======== SOURCE PASSAGE ========

UNITED STATES
SECURITIES AND EXCHANGE COMMISSION
Washington, D.C. 20549
FORM 8-K
CURRENT REPORT
PURSUANT TO SECTION 13 OR 15(d)
OF THE SECURITIES EXCHANGE ACT OF 1934
Date of report (Date of earliest event reported): August 17, 2016 (August 12, 2016)
MURPHY OIL CORPORATION
(Exact name of registrant as specified in its charter)
Delaware | 1-8590 | 71- 0361522 | ||
(State or other jurisdiction of incorporation) |
(Commission File Number) |
(I.R.S. Employer Identification No.) | ||
300 Peach Street P.O. Box 7000, El Dorado, Arkansas |
71730-7000 | |||
(Address of principal executive offices) | (Zip Code) |
Registrants telephone number, including area code 870-862-6411
Not applicable
(Former Name or Former Address, if Changed Since Last Report)
Check the appropriate box below if the Form 8-K filing is intended to simultaneously satisfy the filing obligation of the registrant under any of the following provisions (see General Instruction A.2. below):
¨ | Written communications pursuant to Rule 425 under the Securities Act (17 CFR 230.425) |
¨ | Soliciting material pursuant to Rule 14a-12 under the Exchange Act (17 CFR 240.14a-12) |
¨ | Pre-commencement communications pursuant to Rule 14d-2(b) under the Exchange Act (17 CFR 240.14d-2(b)) |
¨ | Pre-commencement communications pursuant to Rule 13e-4(c) under the Exchange Act (17 CFR 240.13e-4(c)) |
Item 8.01. Other Events
On August 17, 2016, Murphy Oil Corporation (the Company) closed an offering of $550,000,000 aggregate principal amount of its 6.875% Notes due 2024 (the Notes). The Notes were offered and sold pursuant to a Terms Agreement (the Terms Agreement) dated August 12, 2016 (incorporating the Underwriting Agreement Standard Provisions dated August 12, 2016) among the Company and J.P. Morgan Securities LLC, as representative of the several underwriters named therein (the Underwriters), under the Companys automatic shelf registration statement (the Registration Statement) on Form S-3 (File No. 333-207463), including a prospectus dated October 16, 2015 and a prospectus supplement dated August 12, 2016. The Terms Agreement contains customary representations, warranties and covenants of the Company, conditions to closing, indemnification obligations of the Company and the Underwriters, and termination and other customary provisions.

========

§ **REQUIRED ACTIONS**:
1) Reproduce the lines of the listing starting at the line containing "row-index: 0 [200,162,246,200]" and ending at the line containing "table-row: 9 2020-12-01", including both of those lines.
2) Write the next part of the Murphy Oil Form 8-K, beginning after its final sentence.
The Murphy Oil Form 8-K and the listing that follows it originate from unrelated sources.

======== GIVEN DATA ========

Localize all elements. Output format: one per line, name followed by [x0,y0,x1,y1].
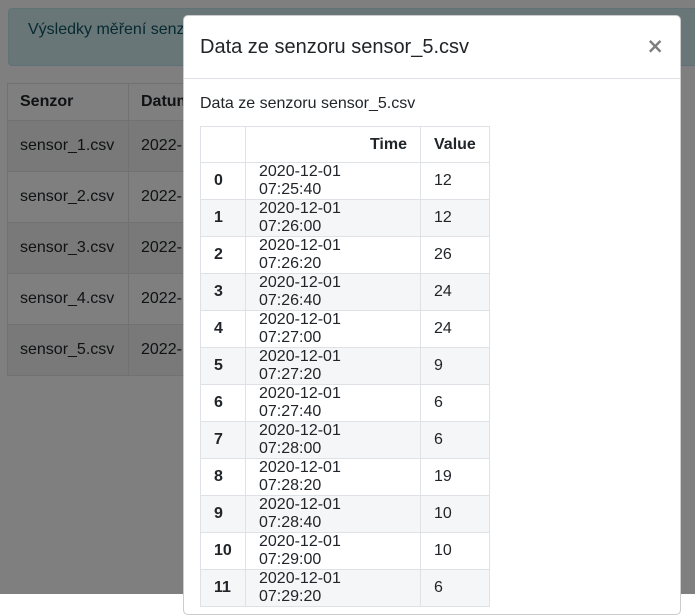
row-index: 0 [200,162,246,200]
time-cell: 2020-12-01 07:25:40 [245,162,421,200]
table-row: 7 2020-12-01 07:28:00 6 [200,421,490,459]
time-cell: 2020-12-01 07:29:00 [245,532,421,570]
column-header-index [200,126,246,163]
table-row: 11 2020-12-01 07:29:20 6 [200,569,490,607]
table-row: 9 2020-12-01 07:28:40 10 [200,495,490,533]
row-index: 3 [200,273,246,311]
value-cell: 19 [420,458,490,496]
value-cell: 10 [420,532,490,570]
modal-title: Data ze senzoru sensor_5.csv [200,35,470,58]
table-row: 6 2020-12-01 07:27:40 6 [200,384,490,422]
table-row: 0 2020-12-01 07:25:40 12 [200,162,490,200]
modal-caption: Data ze senzoru sensor_5.csv [200,95,416,112]
time-cell: 2020-12-01 07:27:20 [245,347,421,385]
sensor-data-modal: Data ze senzoru sensor_5.csv × Data ze s… [183,15,681,615]
value-cell: 6 [420,421,490,459]
row-index: 9 [200,495,246,533]
time-cell: 2020-12-01 07:28:40 [245,495,421,533]
table-row: 10 2020-12-01 07:29:00 10 [200,532,490,570]
row-index: 7 [200,421,246,459]
row-index: 11 [200,569,246,607]
time-cell: 2020-12-01 07:26:20 [245,236,421,274]
sensor-data-table: Time Value 0 2020-12-01 07:25:40 12 1 20… [200,126,490,607]
table-row: 3 2020-12-01 07:26:40 24 [200,273,490,311]
value-cell: 9 [420,347,490,385]
modal-header: Data ze senzoru sensor_5.csv × [184,16,680,79]
time-cell: 2020-12-01 07:29:20 [245,569,421,607]
value-cell: 10 [420,495,490,533]
value-cell: 24 [420,310,490,348]
table-row: 5 2020-12-01 07:27:20 9 [200,347,490,385]
value-cell: 24 [420,273,490,311]
column-header-time: Time [245,126,421,163]
time-cell: 2020-12-01 07:26:00 [245,199,421,237]
table-row: 8 2020-12-01 07:28:20 19 [200,458,490,496]
value-cell: 26 [420,236,490,274]
time-cell: 2020-12-01 07:28:00 [245,421,421,459]
value-cell: 12 [420,162,490,200]
time-cell: 2020-12-01 07:27:40 [245,384,421,422]
time-cell: 2020-12-01 07:28:20 [245,458,421,496]
value-cell: 6 [420,569,490,607]
row-index: 2 [200,236,246,274]
time-cell: 2020-12-01 07:27:00 [245,310,421,348]
row-index: 8 [200,458,246,496]
table-row: 4 2020-12-01 07:27:00 24 [200,310,490,348]
table-row: 2 2020-12-01 07:26:20 26 [200,236,490,274]
close-button[interactable]: × [646,35,664,59]
value-cell: 12 [420,199,490,237]
column-header-value: Value [420,126,490,163]
row-index: 5 [200,347,246,385]
value-cell: 6 [420,384,490,422]
row-index: 6 [200,384,246,422]
row-index: 10 [200,532,246,570]
modal-body: Data ze senzoru sensor_5.csv Time Value … [184,79,680,614]
row-index: 1 [200,199,246,237]
table-row: 1 2020-12-01 07:26:00 12 [200,199,490,237]
row-index: 4 [200,310,246,348]
time-cell: 2020-12-01 07:26:40 [245,273,421,311]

========

§ **EXPECTED ANSWERS**:
1)
row-index: 0 [200,162,246,200]
time-cell: 2020-12-01 07:25:40 [245,162,421,200]
table-row: 7 2020-12-01 07:28:00 6 [200,421,490,459]
time-cell: 2020-12-01 07:29:00 [245,532,421,570]
column-header-index [200,126,246,163]
table-row: 11 2020-12-01 07:29:20 6 [200,569,490,607]
table-row: 9 2020-12-01 07:28:40 10 [200,495,490,533]

2)
The Notes were issued under an indenture dated May 18, 2012 (the Base Indenture) with U.S. Bank National Association, as trustee, as supplemented by the third supplemental indenture dated August 17, 2016 (the Supplemental Indenture, and together with the Base Indenture, the Indenture).
The Notes bear interest at the rate of 6.875% per annum. Interest is payable on February 15 and August 15 of each year, beginning February 15, 2017. The Notes will mature on August 15, 2024. The Company may redeem the Notes, in whole or in part, at any time at the applicable redemption prices, as set forth in the Indenture. In addition, the Indenture contains restrictions on the ability of the Company and its subsidiaries to incur liens, enter into sale and leaseback transactions and merge or consolidate or sell or convey all or substantially all of its assets, as well as restrictions on the ability of the Companys subsidiaries to incur indebtedness.
The foregoing description does not purport to be complete and is qualified in its entirety by reference to the Terms Agreement and the Supplemental Indenture (including the form of the Notes), each of which is incorporated by reference into the Registration Statement and is attached to this Current Report on Form 8-K as Exhibit 1.1 and Exhibit 4.1, respectively, and the Base Indenture, which was filed as Exhibit 4.1 to the Companys Current Report on Form 8-K filed on May 18, 2012.
A copy of the opinion of Davis Polk & Wardwell LLP, special New York counsel to the Company, relating to the validity of the Notes, is incorporated by reference into the Registration Statement and is attached to this Current Report on Form 8-K as Exhibit 5.1.
Item 9.01. Financial Statements and Exhibits
(d) | Exhibits |
1.1 | Terms Agreement dated as of August 12, 2016 among Murphy Oil Corporation and J.P. Morgan Securities LLC as representative of the several underwriters named therein | |
4.1 | Third Supplemental Indenture dated as of August 17, 2016 between Murphy Oil Corporation and U.S. Bank National Association, as trustee (including the Form of 6.875% Notes due 2024) | |
5.1 | Opinion of Davis Polk & Wardwell LLP | |
23.1 | Consent of Davis Polk & Wardwell LLP (included in Exhibit 5.1) |
Signature
Pursuant to the requirements of the Securities Exchange Act of 1934, the registrant has duly caused this report to be signed on its behalf by the undersigned hereunto duly authorized.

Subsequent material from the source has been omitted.